[Data lines]
>> Start
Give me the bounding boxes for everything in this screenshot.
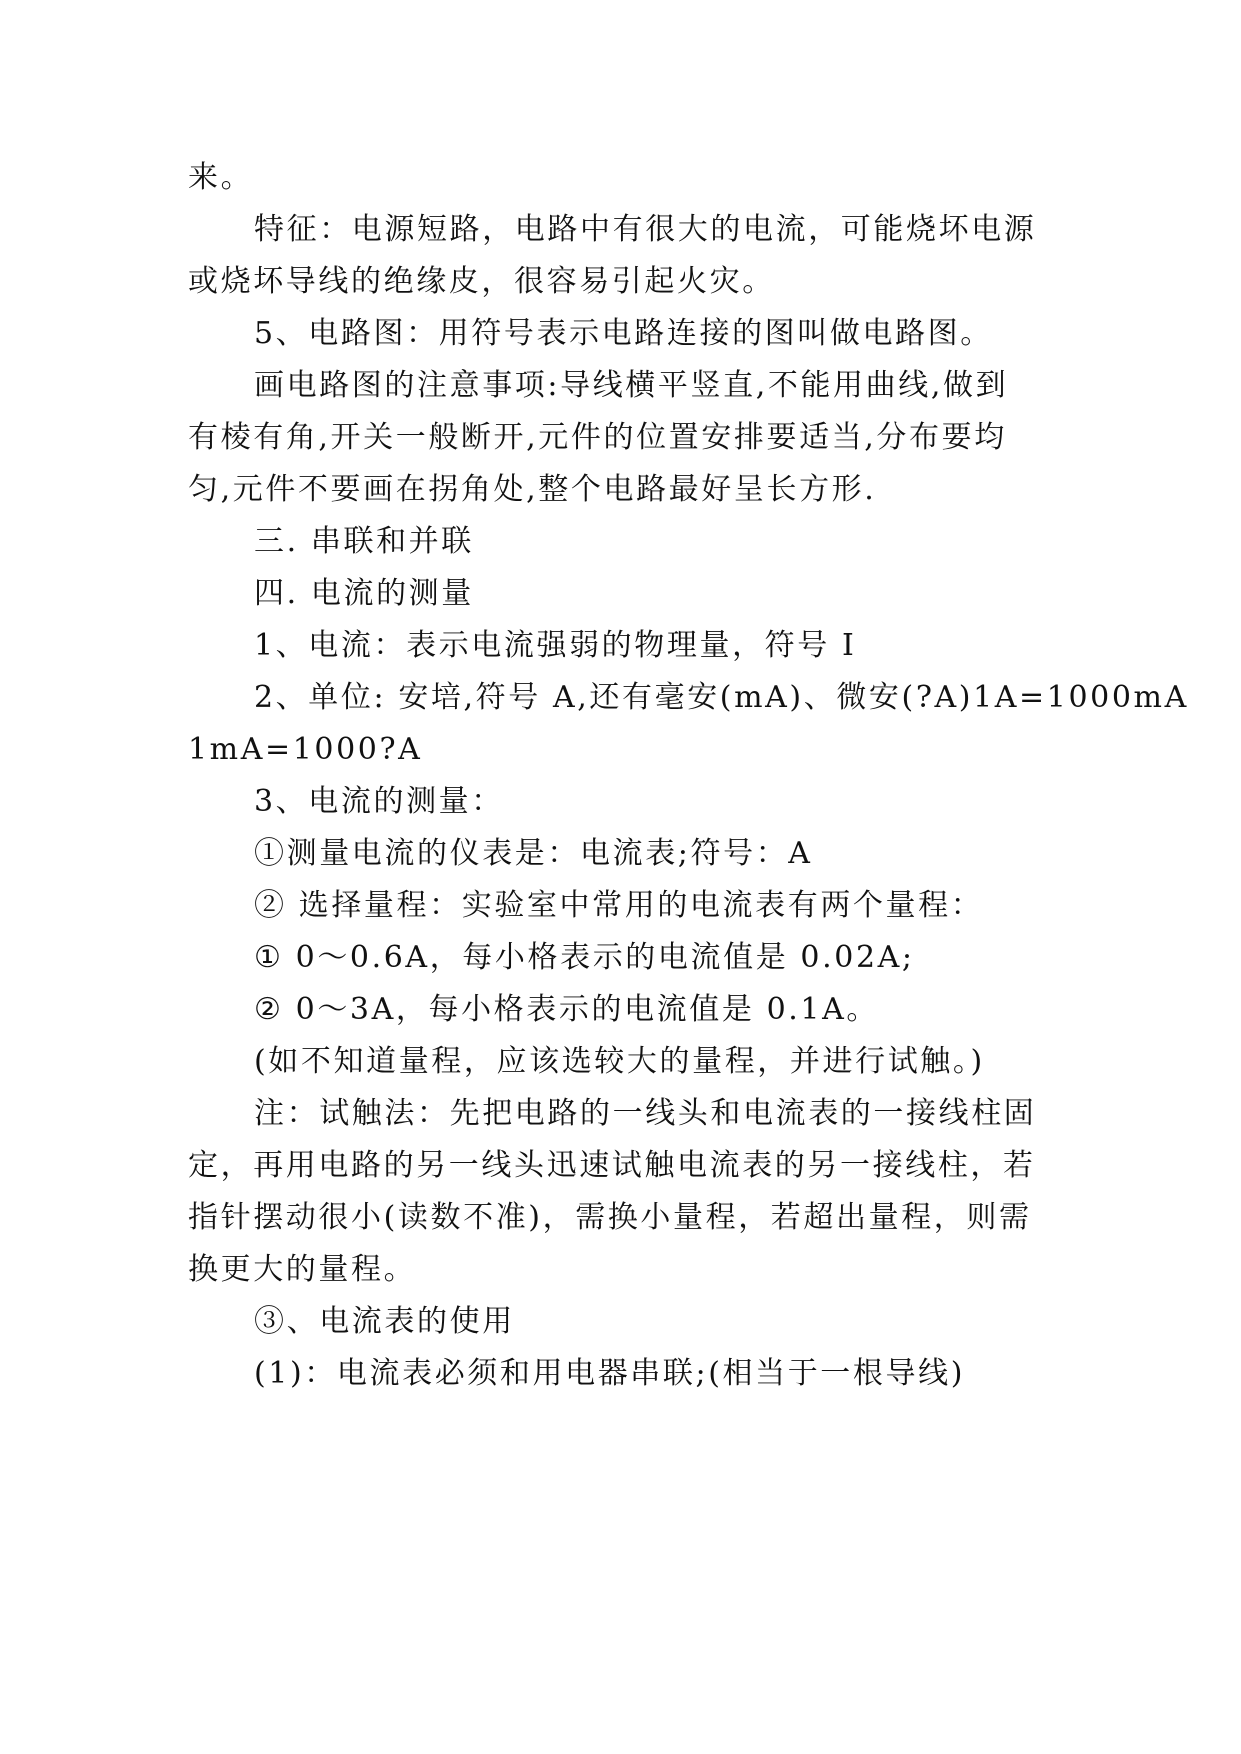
text-line: 来。 [188,160,254,195]
text-line: 1、电流：表示电流强弱的物理量，符号 I [254,628,857,663]
text-line: (1)：电流表必须和用电器串联;(相当于一根导线) [254,1356,966,1391]
text-line: ② 选择量程：实验室中常用的电流表有两个量程： [254,888,984,923]
text-line: 画电路图的注意事项:导线横平竖直,不能用曲线,做到 [254,368,1009,403]
text-line: ①测量电流的仪表是：电流表;符号：A [254,836,813,871]
text-line: 定，再用电路的另一线头迅速试触电流表的另一接线柱，若 [188,1148,1036,1183]
text-line: 注：试触法：先把电路的一线头和电流表的一接线柱固 [254,1096,1037,1131]
text-line: 1mA=1000?A [188,732,423,767]
text-line: 特征：电源短路，电路中有很大的电流，可能烧坏电源 [254,212,1037,247]
text-line: 或烧坏导线的绝缘皮，很容易引起火灾。 [188,264,775,299]
text-line: (如不知道量程，应该选较大的量程，并进行试触。) [254,1044,985,1079]
text-line: 5、电路图：用符号表示电路连接的图叫做电路图。 [254,316,993,351]
text-line: 3、电流的测量： [254,784,504,819]
text-line: 换更大的量程。 [188,1252,417,1287]
text-line: 指针摆动很小(读数不准)，需换小量程，若超出量程，则需 [188,1200,1032,1235]
text-line: ① 0～0.6A，每小格表示的电流值是 0.02A; [254,940,915,975]
text-line: ② 0～3A，每小格表示的电流值是 0.1A。 [254,992,879,1027]
section-heading: 三. 串联和并联 [254,524,474,559]
text-line: 匀,元件不要画在拐角处,整个电路最好呈长方形. [188,472,877,507]
section-heading: 四. 电流的测量 [254,576,474,611]
text-line: ③、电流表的使用 [254,1304,515,1339]
text-line: 有棱有角,开关一般断开,元件的位置安排要适当,分布要均 [188,420,1007,455]
text-line: 2、单位: 安培,符号 A,还有毫安(mA)、微安(?A)1A=1000mA [254,680,1189,715]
>> End
[Written problem] Select every line of the listing above that contains the string "电流的测量", treating case as significant.

[The reply]
text-line: 3、电流的测量： [254,784,504,819]
section-heading: 四. 电流的测量 [254,576,474,611]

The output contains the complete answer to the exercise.